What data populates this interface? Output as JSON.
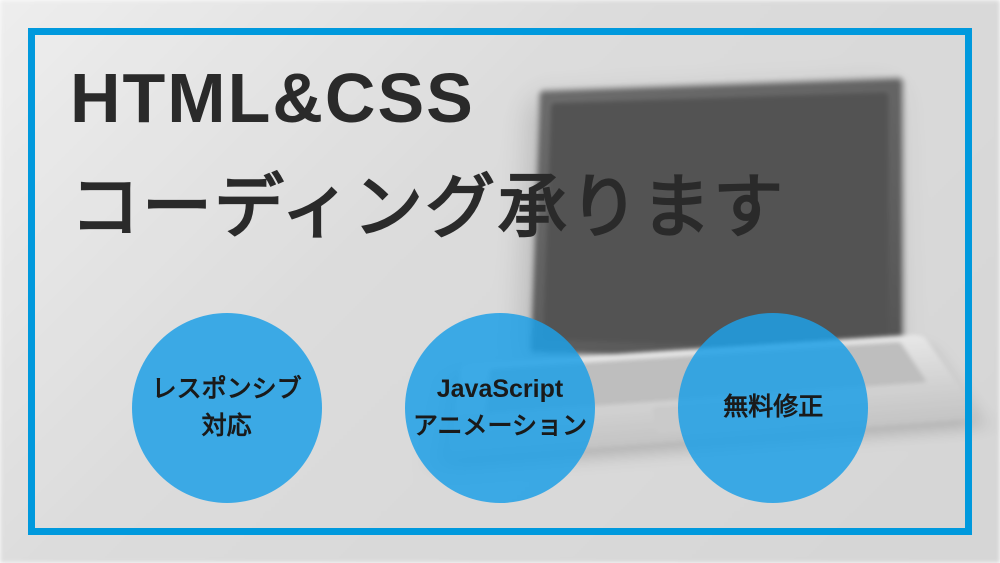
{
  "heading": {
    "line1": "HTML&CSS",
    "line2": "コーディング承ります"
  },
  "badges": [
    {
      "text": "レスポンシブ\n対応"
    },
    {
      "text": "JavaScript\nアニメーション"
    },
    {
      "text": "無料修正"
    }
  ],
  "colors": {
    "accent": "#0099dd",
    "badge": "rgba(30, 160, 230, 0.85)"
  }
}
☆ ☆ ☆ ☆ ☆
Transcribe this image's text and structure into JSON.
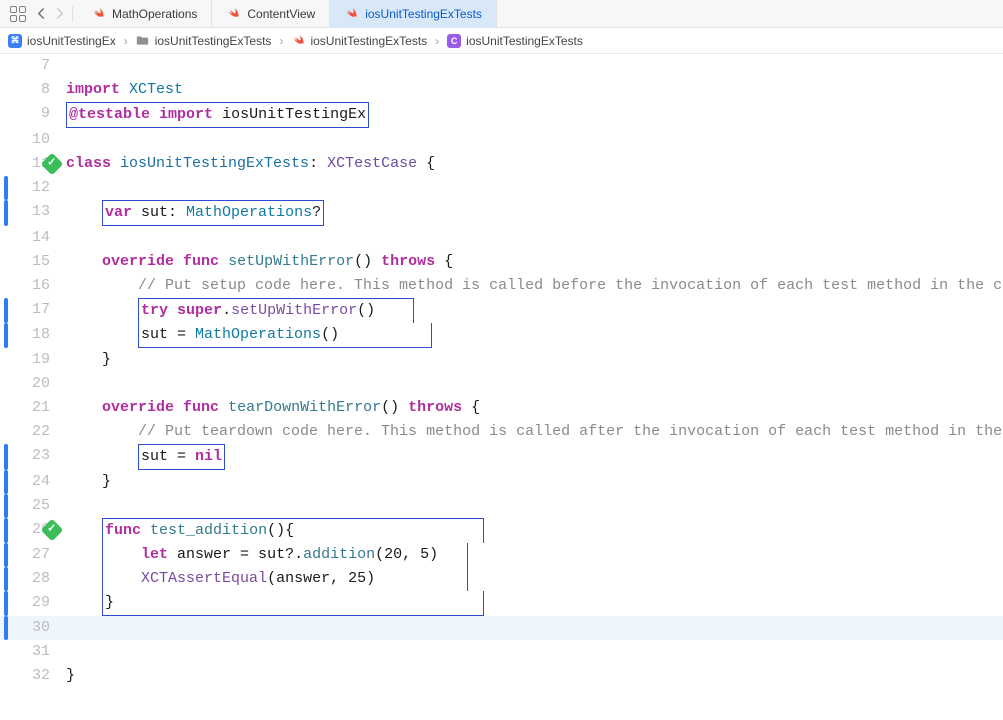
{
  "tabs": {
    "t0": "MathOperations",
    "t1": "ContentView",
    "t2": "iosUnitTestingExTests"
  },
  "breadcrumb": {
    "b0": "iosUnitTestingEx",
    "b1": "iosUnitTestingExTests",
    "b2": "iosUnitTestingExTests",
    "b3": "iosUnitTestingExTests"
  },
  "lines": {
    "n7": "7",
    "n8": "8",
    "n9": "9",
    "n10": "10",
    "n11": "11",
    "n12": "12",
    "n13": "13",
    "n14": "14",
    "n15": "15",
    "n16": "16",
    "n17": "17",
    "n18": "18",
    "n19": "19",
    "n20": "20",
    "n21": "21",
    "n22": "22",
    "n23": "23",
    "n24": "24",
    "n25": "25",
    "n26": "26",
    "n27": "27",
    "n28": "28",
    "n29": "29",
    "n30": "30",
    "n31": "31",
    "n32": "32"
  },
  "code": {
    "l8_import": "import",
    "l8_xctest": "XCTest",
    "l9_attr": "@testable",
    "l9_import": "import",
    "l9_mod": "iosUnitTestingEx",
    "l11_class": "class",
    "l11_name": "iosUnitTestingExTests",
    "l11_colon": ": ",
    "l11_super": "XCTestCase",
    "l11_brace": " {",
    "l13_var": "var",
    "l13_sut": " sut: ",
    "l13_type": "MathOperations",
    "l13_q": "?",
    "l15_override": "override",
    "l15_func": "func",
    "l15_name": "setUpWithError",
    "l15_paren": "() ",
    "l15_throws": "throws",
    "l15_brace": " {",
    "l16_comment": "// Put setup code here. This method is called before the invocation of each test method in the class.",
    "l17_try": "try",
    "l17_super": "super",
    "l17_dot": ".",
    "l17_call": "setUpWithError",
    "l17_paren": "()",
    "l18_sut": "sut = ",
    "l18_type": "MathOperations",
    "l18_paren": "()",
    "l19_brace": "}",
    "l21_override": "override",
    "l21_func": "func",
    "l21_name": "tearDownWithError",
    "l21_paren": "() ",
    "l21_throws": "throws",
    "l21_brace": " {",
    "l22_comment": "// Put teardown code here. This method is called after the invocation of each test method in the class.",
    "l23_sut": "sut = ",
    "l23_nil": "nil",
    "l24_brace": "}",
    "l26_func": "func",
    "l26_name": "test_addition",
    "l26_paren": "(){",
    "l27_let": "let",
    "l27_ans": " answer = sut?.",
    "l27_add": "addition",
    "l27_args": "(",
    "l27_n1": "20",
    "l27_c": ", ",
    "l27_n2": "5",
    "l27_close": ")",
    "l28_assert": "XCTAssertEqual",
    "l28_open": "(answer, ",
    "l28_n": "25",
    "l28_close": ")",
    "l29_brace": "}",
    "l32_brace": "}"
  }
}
☆ ☆ ☆ ☆ ☆
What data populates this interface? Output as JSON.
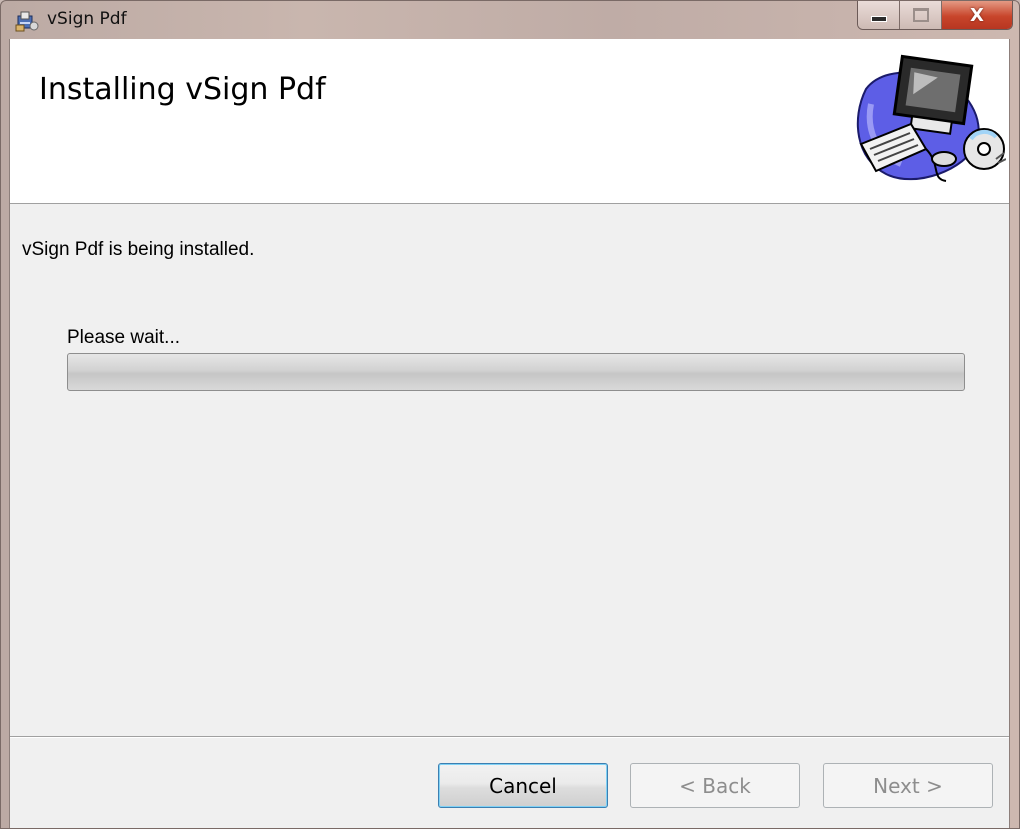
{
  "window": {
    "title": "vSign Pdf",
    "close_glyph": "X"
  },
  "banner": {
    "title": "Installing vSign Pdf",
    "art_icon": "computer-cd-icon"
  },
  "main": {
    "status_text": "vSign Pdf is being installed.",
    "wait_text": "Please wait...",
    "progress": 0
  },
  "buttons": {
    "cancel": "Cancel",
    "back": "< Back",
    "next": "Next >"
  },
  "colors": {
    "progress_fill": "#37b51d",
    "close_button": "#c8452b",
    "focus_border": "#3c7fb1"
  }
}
☆ ☆ ☆ ☆ ☆
- _TASK BRIEF_
Search the lines for the string "override" and copy every line that has it.

- _SOLUTION TO THIS EXERCISE_
    "l15_override": "override",
    "l21_override": "override",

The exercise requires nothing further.